▶ **The exercise**
Please answer these questions from the passage on SQL hierarchical data modeling below:
(a) What happens when no WHERE clause is specified?
(b) In a Left Outer Join, whose data is hierarchically preserved over the other argument's?
(c) From what can the SQL hierarchical Left Outer Join view be generated automatically?

▶ **Supplied passage**
- - - -

The SELECT clause specifies which data items in the modeled structured defined in the FROM clause are to be returned. If any data item in a node is returned then that node is represented in the returned structure, otherwise that node is excluded in the returned structure.  The WHERE clause is used to return only the qualified data occurrences. If no WHERE clause is specified than no data filtering is performed.

 

4.2) FROM Clause Controls Hierarchical Data Modeling

 

The data associated with the left argument of the Left Outer Join is hierarchically preserved over the right data argument because it is preserved even when the right argument’s data is not present. Using this capability, any hierarchical structure can be modeled and processed hierarchically by the relational engine performing the hierarchical semantics associated with the SQL hierarchical modeling syntax. This is shown below in the definition of the ViewX structure in Figure 4.2 below. You can notice how legs are created by modeling them going down the structure and how multiple legs are formed when ON clauses link back to nodes already with a formed or partial formed leg. This SQL hierarchical Left Outer Join view can be generated automatically from existing meta data sources such as XML schemas.

- - - -

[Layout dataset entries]
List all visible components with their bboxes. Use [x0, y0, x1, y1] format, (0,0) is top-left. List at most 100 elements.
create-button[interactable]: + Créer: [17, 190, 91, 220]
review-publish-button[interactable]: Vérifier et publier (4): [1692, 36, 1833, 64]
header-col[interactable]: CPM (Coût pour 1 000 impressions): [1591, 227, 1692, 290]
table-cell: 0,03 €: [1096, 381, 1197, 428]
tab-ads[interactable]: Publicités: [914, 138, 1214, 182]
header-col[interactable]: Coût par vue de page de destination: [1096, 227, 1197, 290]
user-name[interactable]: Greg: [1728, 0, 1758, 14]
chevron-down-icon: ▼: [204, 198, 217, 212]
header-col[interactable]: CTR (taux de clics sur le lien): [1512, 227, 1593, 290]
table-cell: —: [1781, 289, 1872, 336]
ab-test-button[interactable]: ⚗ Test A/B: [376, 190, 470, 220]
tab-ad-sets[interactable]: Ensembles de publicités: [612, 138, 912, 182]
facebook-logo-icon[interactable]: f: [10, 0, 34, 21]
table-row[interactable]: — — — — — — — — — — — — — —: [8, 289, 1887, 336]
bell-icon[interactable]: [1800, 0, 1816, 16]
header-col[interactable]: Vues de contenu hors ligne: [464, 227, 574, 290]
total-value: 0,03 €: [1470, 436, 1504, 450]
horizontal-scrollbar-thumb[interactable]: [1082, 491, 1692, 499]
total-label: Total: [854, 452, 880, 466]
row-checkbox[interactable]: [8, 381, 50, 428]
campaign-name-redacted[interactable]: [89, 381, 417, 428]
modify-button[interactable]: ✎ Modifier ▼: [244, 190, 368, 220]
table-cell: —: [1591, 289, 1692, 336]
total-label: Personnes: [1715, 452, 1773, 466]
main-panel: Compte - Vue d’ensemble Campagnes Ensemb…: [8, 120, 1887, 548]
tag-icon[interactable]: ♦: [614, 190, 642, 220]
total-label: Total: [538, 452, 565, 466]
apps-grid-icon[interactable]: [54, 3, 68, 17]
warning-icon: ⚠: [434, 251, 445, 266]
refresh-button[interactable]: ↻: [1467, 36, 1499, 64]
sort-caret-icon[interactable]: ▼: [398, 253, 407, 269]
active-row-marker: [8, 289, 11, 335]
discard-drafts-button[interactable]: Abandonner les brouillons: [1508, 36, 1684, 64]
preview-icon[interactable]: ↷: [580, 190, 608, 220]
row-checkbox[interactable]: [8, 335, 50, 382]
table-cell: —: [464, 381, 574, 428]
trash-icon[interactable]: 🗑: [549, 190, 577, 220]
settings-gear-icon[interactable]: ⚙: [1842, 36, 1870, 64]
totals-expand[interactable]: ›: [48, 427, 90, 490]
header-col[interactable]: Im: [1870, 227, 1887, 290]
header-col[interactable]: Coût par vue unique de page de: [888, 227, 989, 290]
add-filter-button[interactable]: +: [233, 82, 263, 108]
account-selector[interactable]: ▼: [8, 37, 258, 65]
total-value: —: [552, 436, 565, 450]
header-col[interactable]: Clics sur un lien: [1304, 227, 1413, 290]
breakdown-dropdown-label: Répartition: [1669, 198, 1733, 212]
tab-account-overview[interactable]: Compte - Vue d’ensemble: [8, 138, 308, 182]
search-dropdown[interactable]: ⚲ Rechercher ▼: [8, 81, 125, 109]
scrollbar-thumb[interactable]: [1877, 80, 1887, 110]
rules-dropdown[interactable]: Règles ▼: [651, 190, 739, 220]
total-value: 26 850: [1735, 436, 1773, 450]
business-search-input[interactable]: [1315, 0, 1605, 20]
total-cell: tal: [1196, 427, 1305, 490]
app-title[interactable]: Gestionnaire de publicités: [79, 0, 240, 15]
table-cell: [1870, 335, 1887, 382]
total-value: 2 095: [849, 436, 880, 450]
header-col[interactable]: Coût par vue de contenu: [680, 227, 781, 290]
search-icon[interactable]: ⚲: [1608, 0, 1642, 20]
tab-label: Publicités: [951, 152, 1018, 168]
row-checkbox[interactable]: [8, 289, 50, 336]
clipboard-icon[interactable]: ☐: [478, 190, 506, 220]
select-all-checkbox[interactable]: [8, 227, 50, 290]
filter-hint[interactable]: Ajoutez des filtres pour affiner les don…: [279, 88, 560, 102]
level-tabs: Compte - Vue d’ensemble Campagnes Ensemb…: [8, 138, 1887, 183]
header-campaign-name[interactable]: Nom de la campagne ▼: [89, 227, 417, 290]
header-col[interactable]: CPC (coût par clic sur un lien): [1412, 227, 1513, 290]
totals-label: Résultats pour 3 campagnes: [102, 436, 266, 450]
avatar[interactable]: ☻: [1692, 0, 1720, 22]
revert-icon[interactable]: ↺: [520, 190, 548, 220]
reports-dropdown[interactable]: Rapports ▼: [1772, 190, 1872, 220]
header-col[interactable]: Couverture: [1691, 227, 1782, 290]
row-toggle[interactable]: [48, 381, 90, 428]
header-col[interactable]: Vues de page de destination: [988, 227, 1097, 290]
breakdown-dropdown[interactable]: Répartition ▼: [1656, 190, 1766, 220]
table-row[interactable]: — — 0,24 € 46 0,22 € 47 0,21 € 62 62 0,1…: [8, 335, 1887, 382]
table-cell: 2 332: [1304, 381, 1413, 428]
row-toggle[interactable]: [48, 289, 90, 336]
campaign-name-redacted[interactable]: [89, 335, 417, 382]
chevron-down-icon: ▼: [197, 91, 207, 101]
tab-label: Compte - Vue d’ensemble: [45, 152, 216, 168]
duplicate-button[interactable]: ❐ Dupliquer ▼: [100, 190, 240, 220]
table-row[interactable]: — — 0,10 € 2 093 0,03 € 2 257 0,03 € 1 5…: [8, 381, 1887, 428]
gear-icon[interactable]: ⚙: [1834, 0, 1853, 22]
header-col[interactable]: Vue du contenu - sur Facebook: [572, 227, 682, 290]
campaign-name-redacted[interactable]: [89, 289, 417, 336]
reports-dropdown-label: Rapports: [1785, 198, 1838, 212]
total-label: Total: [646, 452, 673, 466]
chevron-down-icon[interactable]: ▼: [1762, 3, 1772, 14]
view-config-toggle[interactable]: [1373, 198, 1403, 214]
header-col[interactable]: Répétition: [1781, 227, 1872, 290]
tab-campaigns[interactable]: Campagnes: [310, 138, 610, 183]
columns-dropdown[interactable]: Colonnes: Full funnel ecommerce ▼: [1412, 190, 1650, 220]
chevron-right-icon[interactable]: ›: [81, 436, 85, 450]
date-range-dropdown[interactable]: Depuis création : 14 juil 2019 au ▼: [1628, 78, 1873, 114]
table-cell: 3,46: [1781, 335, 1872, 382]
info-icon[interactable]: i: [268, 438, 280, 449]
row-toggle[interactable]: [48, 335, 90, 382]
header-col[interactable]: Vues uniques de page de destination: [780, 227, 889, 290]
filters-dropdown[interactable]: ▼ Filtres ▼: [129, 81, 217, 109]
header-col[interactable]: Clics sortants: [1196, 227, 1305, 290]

- - - -

▶ **Output of the task**
(a) No data filtering is performed.
(b) The data of the left argument.
(c) From existing meta data sources such as XML schemas.